WHAT TO WORK ON
Copy the items from the start of the list through the line that contains "148, 2442, 212]", inclusive, substituting "June" for "May" and keeping everything else the same.

──────────

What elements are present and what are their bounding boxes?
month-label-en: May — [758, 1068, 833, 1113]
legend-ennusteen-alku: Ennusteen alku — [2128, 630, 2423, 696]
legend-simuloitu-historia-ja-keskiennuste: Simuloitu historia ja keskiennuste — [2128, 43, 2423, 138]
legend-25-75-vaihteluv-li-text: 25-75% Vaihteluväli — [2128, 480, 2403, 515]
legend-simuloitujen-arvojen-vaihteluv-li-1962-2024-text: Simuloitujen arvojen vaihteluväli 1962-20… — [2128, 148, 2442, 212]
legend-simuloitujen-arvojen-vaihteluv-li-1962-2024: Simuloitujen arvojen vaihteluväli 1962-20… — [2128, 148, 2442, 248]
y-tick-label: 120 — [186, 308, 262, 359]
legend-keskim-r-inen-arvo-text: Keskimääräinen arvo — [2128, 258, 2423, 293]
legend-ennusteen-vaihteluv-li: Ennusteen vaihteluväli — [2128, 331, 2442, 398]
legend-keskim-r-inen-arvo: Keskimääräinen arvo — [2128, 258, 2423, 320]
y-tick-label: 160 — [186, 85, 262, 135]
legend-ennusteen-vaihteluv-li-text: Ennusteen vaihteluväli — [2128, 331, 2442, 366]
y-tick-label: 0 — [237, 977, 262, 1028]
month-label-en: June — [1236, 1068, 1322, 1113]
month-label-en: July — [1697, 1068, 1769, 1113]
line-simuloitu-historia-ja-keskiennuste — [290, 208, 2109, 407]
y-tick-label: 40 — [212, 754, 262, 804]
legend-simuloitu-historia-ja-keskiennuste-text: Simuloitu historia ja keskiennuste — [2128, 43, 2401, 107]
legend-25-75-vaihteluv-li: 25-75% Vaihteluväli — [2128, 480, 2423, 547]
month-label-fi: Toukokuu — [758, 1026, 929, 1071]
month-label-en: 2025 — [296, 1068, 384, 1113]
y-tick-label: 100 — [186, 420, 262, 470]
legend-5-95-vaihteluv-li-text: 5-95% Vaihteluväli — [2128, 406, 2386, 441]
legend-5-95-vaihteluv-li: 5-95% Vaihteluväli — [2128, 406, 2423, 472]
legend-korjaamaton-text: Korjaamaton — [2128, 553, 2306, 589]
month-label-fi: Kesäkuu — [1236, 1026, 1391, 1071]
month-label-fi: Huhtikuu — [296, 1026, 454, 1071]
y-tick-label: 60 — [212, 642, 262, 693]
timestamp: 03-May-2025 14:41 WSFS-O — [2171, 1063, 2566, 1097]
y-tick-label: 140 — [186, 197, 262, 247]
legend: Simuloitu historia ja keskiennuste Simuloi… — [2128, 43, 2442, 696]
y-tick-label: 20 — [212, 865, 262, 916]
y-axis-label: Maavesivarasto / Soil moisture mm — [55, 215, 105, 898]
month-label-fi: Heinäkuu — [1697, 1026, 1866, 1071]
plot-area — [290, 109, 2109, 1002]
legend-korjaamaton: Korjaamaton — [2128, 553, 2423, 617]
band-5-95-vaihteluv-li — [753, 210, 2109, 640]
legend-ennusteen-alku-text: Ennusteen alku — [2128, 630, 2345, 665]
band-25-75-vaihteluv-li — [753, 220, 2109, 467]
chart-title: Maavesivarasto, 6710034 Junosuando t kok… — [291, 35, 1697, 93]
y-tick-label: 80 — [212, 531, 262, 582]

──────────

EXERCISE ANSWER
What elements are present and what are their bounding boxes?
month-label-en: June — [758, 1068, 833, 1113]
legend-ennusteen-alku: Ennusteen alku — [2128, 630, 2423, 696]
legend-simuloitu-historia-ja-keskiennuste: Simuloitu historia ja keskiennuste — [2128, 43, 2423, 138]
legend-25-75-vaihteluv-li-text: 25-75% Vaihteluväli — [2128, 480, 2403, 515]
legend-simuloitujen-arvojen-vaihteluv-li-1962-2024-text: Simuloitujen arvojen vaihteluväli 1962-20… — [2128, 148, 2442, 212]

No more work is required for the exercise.